WORK TO BE COMPLETED:
Which lines of the data contain the string "open"? Show each of them.

DATA FOR THIS EXERCISE:
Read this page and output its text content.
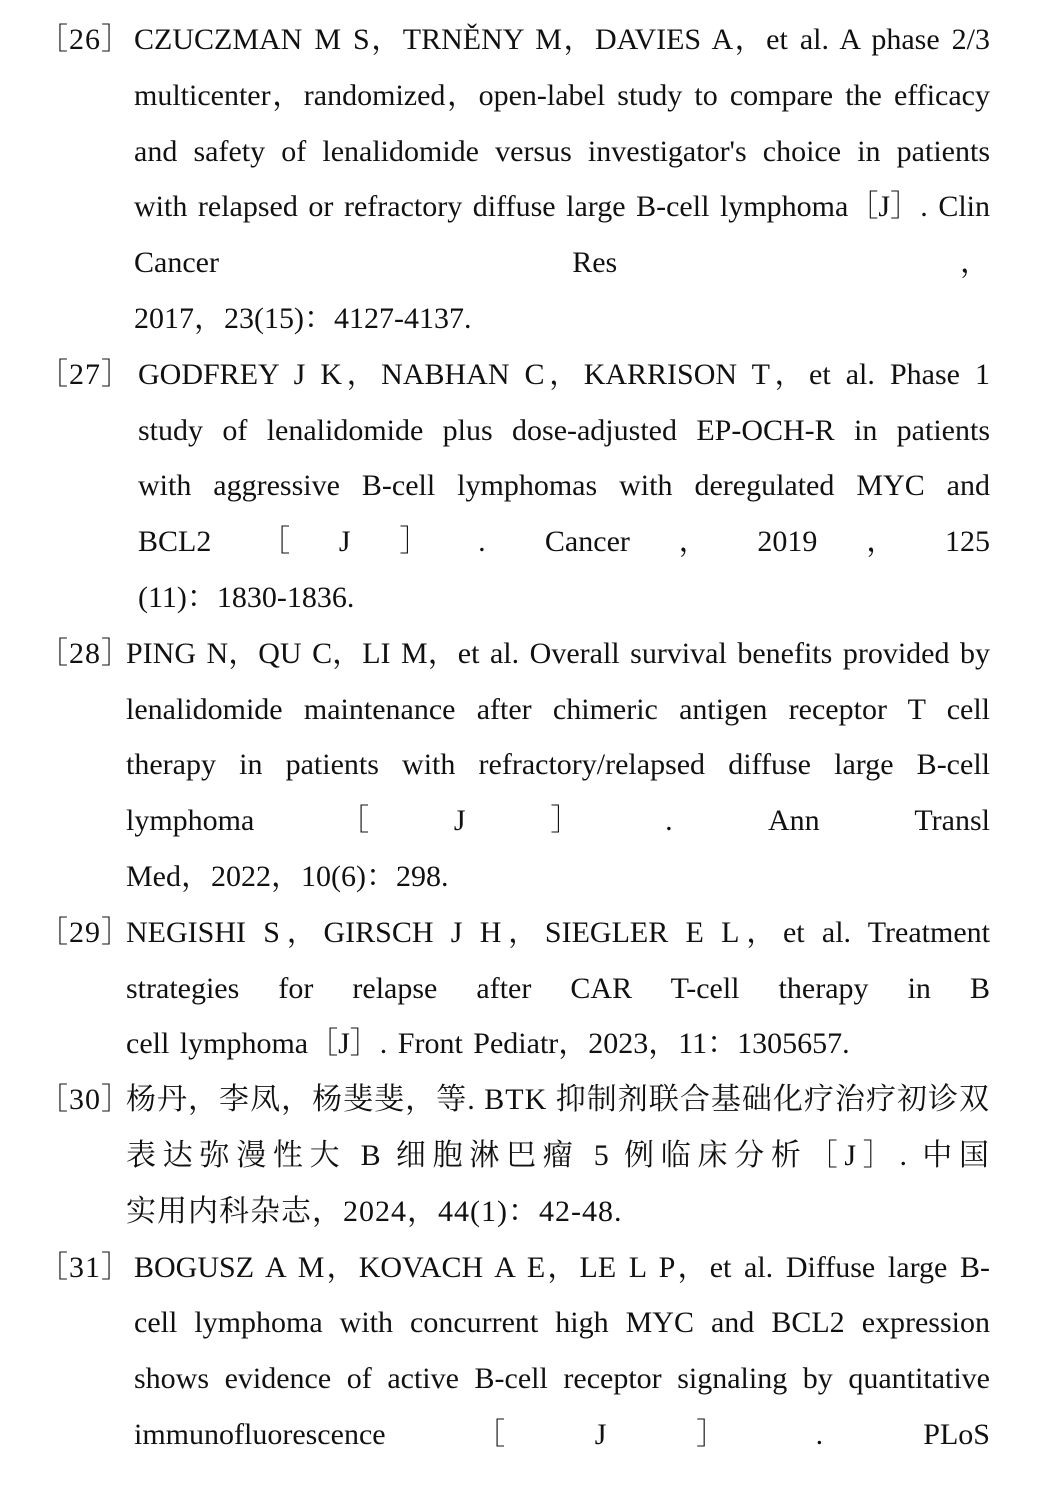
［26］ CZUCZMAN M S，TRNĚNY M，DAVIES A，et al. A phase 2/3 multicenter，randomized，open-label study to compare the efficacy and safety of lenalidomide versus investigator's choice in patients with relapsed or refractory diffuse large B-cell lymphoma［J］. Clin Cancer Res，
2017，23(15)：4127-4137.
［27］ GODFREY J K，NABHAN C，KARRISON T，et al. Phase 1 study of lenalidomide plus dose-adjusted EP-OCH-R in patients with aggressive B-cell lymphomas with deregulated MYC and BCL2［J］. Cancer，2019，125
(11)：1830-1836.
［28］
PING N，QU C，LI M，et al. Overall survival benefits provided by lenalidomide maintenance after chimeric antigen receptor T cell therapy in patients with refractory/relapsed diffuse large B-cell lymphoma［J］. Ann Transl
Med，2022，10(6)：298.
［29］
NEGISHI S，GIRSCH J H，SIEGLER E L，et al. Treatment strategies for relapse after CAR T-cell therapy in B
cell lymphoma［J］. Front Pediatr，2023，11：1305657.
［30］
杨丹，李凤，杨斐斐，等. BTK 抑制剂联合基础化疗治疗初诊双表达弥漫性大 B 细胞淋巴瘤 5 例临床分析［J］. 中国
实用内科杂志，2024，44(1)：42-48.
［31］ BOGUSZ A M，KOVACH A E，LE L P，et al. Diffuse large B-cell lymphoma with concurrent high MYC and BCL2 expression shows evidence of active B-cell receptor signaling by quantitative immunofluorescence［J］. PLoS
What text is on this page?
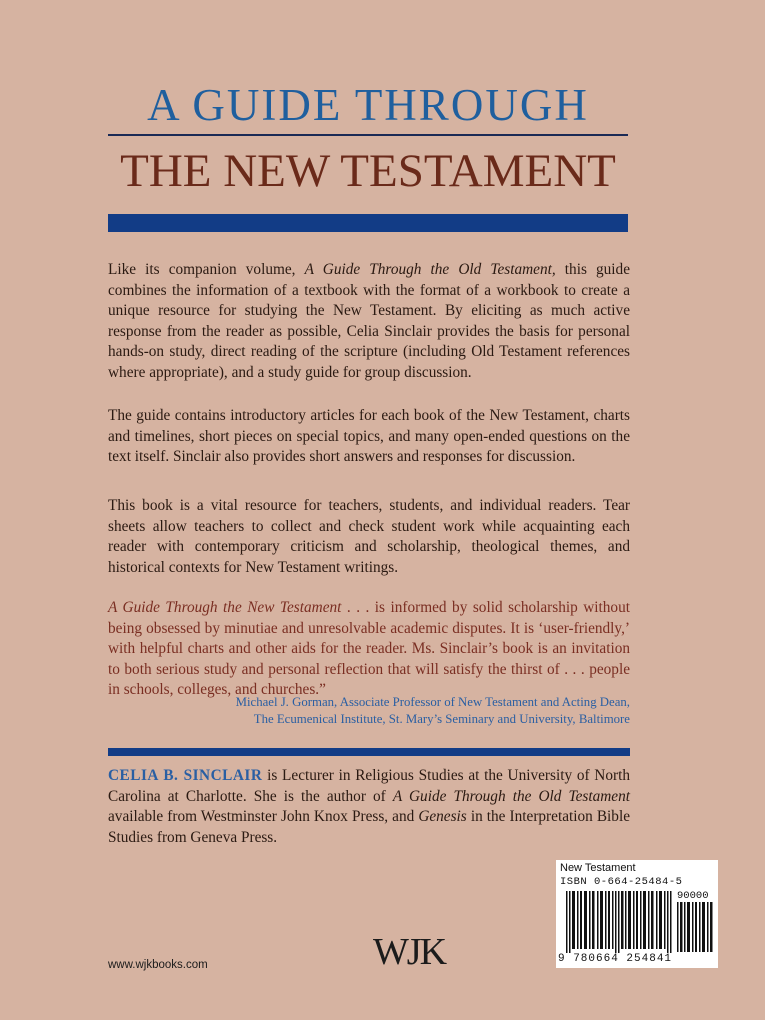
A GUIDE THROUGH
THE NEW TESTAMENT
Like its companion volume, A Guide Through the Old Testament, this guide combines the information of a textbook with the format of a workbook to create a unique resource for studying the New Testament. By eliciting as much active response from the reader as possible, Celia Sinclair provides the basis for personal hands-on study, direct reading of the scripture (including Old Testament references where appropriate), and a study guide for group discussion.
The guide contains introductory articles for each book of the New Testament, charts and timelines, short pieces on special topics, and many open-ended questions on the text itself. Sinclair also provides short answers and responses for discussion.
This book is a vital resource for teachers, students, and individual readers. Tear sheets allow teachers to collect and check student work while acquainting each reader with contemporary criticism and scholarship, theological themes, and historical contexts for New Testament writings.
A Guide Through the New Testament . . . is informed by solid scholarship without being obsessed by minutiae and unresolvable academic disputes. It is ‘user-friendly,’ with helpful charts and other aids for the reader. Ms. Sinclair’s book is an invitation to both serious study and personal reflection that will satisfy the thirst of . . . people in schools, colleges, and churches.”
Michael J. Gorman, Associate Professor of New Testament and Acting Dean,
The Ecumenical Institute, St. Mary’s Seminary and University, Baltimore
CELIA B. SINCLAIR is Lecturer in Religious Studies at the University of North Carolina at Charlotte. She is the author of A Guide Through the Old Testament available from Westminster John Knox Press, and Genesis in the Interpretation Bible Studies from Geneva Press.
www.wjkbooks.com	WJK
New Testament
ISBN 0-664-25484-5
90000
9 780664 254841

REPLY TO THE TASK:
［26］ CZUCZMAN M S，TRNĚNY M，DAVIES A，et al. A phase 2/3 multicenter，randomized，open-label study to compare the efficacy and safety of lenalidomide versus investigator's choice in patients with relapsed or refractory diffuse large B-cell lymphoma［J］. Clin Cancer Res，
The guide contains introductory articles for each book of the New Testament, charts and timelines, short pieces on special topics, and many open-ended questions on the text itself. Sinclair also provides short answers and responses for discussion.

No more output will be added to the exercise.